# PROBLEM DESCRIPTION
Here are some records. Copy each one exactly.

# RECORDED INFORMATION
-- start --
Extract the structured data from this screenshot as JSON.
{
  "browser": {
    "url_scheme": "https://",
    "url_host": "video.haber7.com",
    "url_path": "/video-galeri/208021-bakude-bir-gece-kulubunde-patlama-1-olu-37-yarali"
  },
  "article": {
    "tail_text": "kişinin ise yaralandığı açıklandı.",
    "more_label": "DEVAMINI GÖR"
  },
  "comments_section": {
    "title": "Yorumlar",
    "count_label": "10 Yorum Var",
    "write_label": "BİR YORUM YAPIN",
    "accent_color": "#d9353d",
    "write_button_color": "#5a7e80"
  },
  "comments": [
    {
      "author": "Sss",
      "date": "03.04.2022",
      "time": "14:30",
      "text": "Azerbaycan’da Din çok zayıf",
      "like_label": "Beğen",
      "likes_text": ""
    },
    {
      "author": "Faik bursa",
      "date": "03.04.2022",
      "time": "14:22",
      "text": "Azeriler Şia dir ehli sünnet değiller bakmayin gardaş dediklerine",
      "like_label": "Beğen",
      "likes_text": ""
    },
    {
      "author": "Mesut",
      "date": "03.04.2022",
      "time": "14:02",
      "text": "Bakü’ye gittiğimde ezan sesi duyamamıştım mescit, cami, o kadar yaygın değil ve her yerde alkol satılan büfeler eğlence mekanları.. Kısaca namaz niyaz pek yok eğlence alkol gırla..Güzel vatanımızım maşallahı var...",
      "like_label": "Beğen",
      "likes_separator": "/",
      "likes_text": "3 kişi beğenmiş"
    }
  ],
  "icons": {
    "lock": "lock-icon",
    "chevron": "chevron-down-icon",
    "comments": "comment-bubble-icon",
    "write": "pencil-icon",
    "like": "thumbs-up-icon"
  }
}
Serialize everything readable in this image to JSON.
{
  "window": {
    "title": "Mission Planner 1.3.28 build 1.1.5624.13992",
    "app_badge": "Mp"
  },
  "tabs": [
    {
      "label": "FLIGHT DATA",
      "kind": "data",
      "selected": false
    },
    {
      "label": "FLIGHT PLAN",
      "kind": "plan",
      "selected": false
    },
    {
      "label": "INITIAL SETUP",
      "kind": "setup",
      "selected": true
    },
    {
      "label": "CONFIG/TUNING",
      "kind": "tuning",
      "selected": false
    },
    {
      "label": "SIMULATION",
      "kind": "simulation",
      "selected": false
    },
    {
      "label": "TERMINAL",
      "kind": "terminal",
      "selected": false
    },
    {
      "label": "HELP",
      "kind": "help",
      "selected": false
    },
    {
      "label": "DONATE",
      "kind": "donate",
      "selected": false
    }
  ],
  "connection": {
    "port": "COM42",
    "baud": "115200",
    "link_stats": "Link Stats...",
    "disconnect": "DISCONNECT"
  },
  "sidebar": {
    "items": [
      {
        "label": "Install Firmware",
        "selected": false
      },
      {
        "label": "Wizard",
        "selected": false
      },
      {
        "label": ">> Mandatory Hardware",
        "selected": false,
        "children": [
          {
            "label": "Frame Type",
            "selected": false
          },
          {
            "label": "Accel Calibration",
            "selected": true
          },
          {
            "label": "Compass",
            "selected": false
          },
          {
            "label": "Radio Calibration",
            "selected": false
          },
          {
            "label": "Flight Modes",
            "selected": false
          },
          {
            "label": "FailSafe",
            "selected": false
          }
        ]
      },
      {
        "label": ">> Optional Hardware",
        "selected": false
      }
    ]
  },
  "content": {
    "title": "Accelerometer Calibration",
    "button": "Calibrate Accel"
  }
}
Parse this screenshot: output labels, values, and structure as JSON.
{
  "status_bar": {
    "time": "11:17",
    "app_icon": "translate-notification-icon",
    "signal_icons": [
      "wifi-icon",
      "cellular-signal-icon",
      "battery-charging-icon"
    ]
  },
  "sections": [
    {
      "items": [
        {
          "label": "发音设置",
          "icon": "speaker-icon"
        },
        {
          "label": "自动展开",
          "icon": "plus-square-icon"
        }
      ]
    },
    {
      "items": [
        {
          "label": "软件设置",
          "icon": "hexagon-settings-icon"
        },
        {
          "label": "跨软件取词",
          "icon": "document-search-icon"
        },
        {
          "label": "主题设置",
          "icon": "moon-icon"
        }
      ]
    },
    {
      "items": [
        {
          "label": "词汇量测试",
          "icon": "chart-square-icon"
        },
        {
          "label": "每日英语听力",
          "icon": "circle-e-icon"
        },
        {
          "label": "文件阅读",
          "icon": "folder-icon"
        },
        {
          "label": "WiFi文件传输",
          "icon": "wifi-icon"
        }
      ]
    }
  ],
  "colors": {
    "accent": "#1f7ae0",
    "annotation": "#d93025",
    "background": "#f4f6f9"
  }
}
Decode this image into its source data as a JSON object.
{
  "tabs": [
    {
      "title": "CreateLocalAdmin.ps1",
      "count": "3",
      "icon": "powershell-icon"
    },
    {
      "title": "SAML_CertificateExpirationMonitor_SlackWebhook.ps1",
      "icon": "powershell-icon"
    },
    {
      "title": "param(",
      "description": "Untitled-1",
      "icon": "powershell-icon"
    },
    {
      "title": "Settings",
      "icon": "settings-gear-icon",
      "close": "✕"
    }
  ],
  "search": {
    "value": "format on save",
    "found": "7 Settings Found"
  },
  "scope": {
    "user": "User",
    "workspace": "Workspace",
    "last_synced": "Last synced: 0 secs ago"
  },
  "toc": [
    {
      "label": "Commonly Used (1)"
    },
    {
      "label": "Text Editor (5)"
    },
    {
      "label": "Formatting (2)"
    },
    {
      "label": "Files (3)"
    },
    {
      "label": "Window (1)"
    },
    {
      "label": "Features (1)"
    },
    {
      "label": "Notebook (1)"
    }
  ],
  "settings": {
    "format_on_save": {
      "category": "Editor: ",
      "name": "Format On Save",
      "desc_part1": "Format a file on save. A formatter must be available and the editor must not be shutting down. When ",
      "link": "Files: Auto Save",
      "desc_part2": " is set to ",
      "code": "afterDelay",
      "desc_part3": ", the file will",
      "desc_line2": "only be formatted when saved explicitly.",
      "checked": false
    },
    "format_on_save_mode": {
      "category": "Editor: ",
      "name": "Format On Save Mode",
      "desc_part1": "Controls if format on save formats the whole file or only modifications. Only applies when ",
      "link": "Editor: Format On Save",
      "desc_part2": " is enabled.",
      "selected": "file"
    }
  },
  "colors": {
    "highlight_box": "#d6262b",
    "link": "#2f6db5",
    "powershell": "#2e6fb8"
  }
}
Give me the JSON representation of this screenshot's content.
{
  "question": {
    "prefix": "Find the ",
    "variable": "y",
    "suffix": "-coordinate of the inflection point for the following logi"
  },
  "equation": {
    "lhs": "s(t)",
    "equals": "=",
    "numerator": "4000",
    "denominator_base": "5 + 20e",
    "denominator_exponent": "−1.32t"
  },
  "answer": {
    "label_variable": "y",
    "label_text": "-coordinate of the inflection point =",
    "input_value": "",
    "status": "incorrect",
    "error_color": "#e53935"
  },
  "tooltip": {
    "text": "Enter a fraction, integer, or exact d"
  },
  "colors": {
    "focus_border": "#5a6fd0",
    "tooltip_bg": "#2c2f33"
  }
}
-- end --
# TASK OUTPUT
Extract the structured data from this screenshot as JSON.
{
  "browser": {
    "url_scheme": "https://",
    "url_host": "video.haber7.com",
    "url_path": "/video-galeri/208021-bakude-bir-gece-kulubunde-patlama-1-olu-37-yarali"
  },
  "article": {
    "tail_text": "kişinin ise yaralandığı açıklandı.",
    "more_label": "DEVAMINI GÖR"
  },
  "comments_section": {
    "title": "Yorumlar",
    "count_label": "10 Yorum Var",
    "write_label": "BİR YORUM YAPIN",
    "accent_color": "#d9353d",
    "write_button_color": "#5a7e80"
  },
  "comments": [
    {
      "author": "Sss",
      "date": "03.04.2022",
      "time": "14:30",
      "text": "Azerbaycan’da Din çok zayıf",
      "like_label": "Beğen",
      "likes_text": ""
    },
    {
      "author": "Faik bursa",
      "date": "03.04.2022",
      "time": "14:22",
      "text": "Azeriler Şia dir ehli sünnet değiller bakmayin gardaş dediklerine",
      "like_label": "Beğen",
      "likes_text": ""
    },
    {
      "author": "Mesut",
      "date": "03.04.2022",
      "time": "14:02",
      "text": "Bakü’ye gittiğimde ezan sesi duyamamıştım mescit, cami, o kadar yaygın değil ve her yerde alkol satılan büfeler eğlence mekanları.. Kısaca namaz niyaz pek yok eğlence alkol gırla..Güzel vatanımızım maşallahı var...",
      "like_label": "Beğen",
      "likes_separator": "/",
      "likes_text": "3 kişi beğenmiş"
    }
  ],
  "icons": {
    "lock": "lock-icon",
    "chevron": "chevron-down-icon",
    "comments": "comment-bubble-icon",
    "write": "pencil-icon",
    "like": "thumbs-up-icon"
  }
}
Serialize everything readable in this image to JSON.
{
  "window": {
    "title": "Mission Planner 1.3.28 build 1.1.5624.13992",
    "app_badge": "Mp"
  },
  "tabs": [
    {
      "label": "FLIGHT DATA",
      "kind": "data",
      "selected": false
    },
    {
      "label": "FLIGHT PLAN",
      "kind": "plan",
      "selected": false
    },
    {
      "label": "INITIAL SETUP",
      "kind": "setup",
      "selected": true
    },
    {
      "label": "CONFIG/TUNING",
      "kind": "tuning",
      "selected": false
    },
    {
      "label": "SIMULATION",
      "kind": "simulation",
      "selected": false
    },
    {
      "label": "TERMINAL",
      "kind": "terminal",
      "selected": false
    },
    {
      "label": "HELP",
      "kind": "help",
      "selected": false
    },
    {
      "label": "DONATE",
      "kind": "donate",
      "selected": false
    }
  ],
  "connection": {
    "port": "COM42",
    "baud": "115200",
    "link_stats": "Link Stats...",
    "disconnect": "DISCONNECT"
  },
  "sidebar": {
    "items": [
      {
        "label": "Install Firmware",
        "selected": false
      },
      {
        "label": "Wizard",
        "selected": false
      },
      {
        "label": ">> Mandatory Hardware",
        "selected": false,
        "children": [
          {
            "label": "Frame Type",
            "selected": false
          },
          {
            "label": "Accel Calibration",
            "selected": true
          },
          {
            "label": "Compass",
            "selected": false
          },
          {
            "label": "Radio Calibration",
            "selected": false
          },
          {
            "label": "Flight Modes",
            "selected": false
          },
          {
            "label": "FailSafe",
            "selected": false
          }
        ]
      },
      {
        "label": ">> Optional Hardware",
        "selected": false
      }
    ]
  },
  "content": {
    "title": "Accelerometer Calibration",
    "button": "Calibrate Accel"
  }
}
Parse this screenshot: output labels, values, and structure as JSON.
{
  "status_bar": {
    "time": "11:17",
    "app_icon": "translate-notification-icon",
    "signal_icons": [
      "wifi-icon",
      "cellular-signal-icon",
      "battery-charging-icon"
    ]
  },
  "sections": [
    {
      "items": [
        {
          "label": "发音设置",
          "icon": "speaker-icon"
        },
        {
          "label": "自动展开",
          "icon": "plus-square-icon"
        }
      ]
    },
    {
      "items": [
        {
          "label": "软件设置",
          "icon": "hexagon-settings-icon"
        },
        {
          "label": "跨软件取词",
          "icon": "document-search-icon"
        },
        {
          "label": "主题设置",
          "icon": "moon-icon"
        }
      ]
    },
    {
      "items": [
        {
          "label": "词汇量测试",
          "icon": "chart-square-icon"
        },
        {
          "label": "每日英语听力",
          "icon": "circle-e-icon"
        },
        {
          "label": "文件阅读",
          "icon": "folder-icon"
        },
        {
          "label": "WiFi文件传输",
          "icon": "wifi-icon"
        }
      ]
    }
  ],
  "colors": {
    "accent": "#1f7ae0",
    "annotation": "#d93025",
    "background": "#f4f6f9"
  }
}
Decode this image into its source data as a JSON object.
{
  "tabs": [
    {
      "title": "CreateLocalAdmin.ps1",
      "count": "3",
      "icon": "powershell-icon"
    },
    {
      "title": "SAML_CertificateExpirationMonitor_SlackWebhook.ps1",
      "icon": "powershell-icon"
    },
    {
      "title": "param(",
      "description": "Untitled-1",
      "icon": "powershell-icon"
    },
    {
      "title": "Settings",
      "icon": "settings-gear-icon",
      "close": "✕"
    }
  ],
  "search": {
    "value": "format on save",
    "found": "7 Settings Found"
  },
  "scope": {
    "user": "User",
    "workspace": "Workspace",
    "last_synced": "Last synced: 0 secs ago"
  },
  "toc": [
    {
      "label": "Commonly Used (1)"
    },
    {
      "label": "Text Editor (5)"
    },
    {
      "label": "Formatting (2)"
    },
    {
      "label": "Files (3)"
    },
    {
      "label": "Window (1)"
    },
    {
      "label": "Features (1)"
    },
    {
      "label": "Notebook (1)"
    }
  ],
  "settings": {
    "format_on_save": {
      "category": "Editor: ",
      "name": "Format On Save",
      "desc_part1": "Format a file on save. A formatter must be available and the editor must not be shutting down. When ",
      "link": "Files: Auto Save",
      "desc_part2": " is set to ",
      "code": "afterDelay",
      "desc_part3": ", the file will",
      "desc_line2": "only be formatted when saved explicitly.",
      "checked": false
    },
    "format_on_save_mode": {
      "category": "Editor: ",
      "name": "Format On Save Mode",
      "desc_part1": "Controls if format on save formats the whole file or only modifications. Only applies when ",
      "link": "Editor: Format On Save",
      "desc_part2": " is enabled.",
      "selected": "file"
    }
  },
  "colors": {
    "highlight_box": "#d6262b",
    "link": "#2f6db5",
    "powershell": "#2e6fb8"
  }
}
Give me the JSON representation of this screenshot's content.
{
  "question": {
    "prefix": "Find the ",
    "variable": "y",
    "suffix": "-coordinate of the inflection point for the following logi"
  },
  "equation": {
    "lhs": "s(t)",
    "equals": "=",
    "numerator": "4000",
    "denominator_base": "5 + 20e",
    "denominator_exponent": "−1.32t"
  },
  "answer": {
    "label_variable": "y",
    "label_text": "-coordinate of the inflection point =",
    "input_value": "",
    "status": "incorrect",
    "error_color": "#e53935"
  },
  "tooltip": {
    "text": "Enter a fraction, integer, or exact d"
  },
  "colors": {
    "focus_border": "#5a6fd0",
    "tooltip_bg": "#2c2f33"
  }
}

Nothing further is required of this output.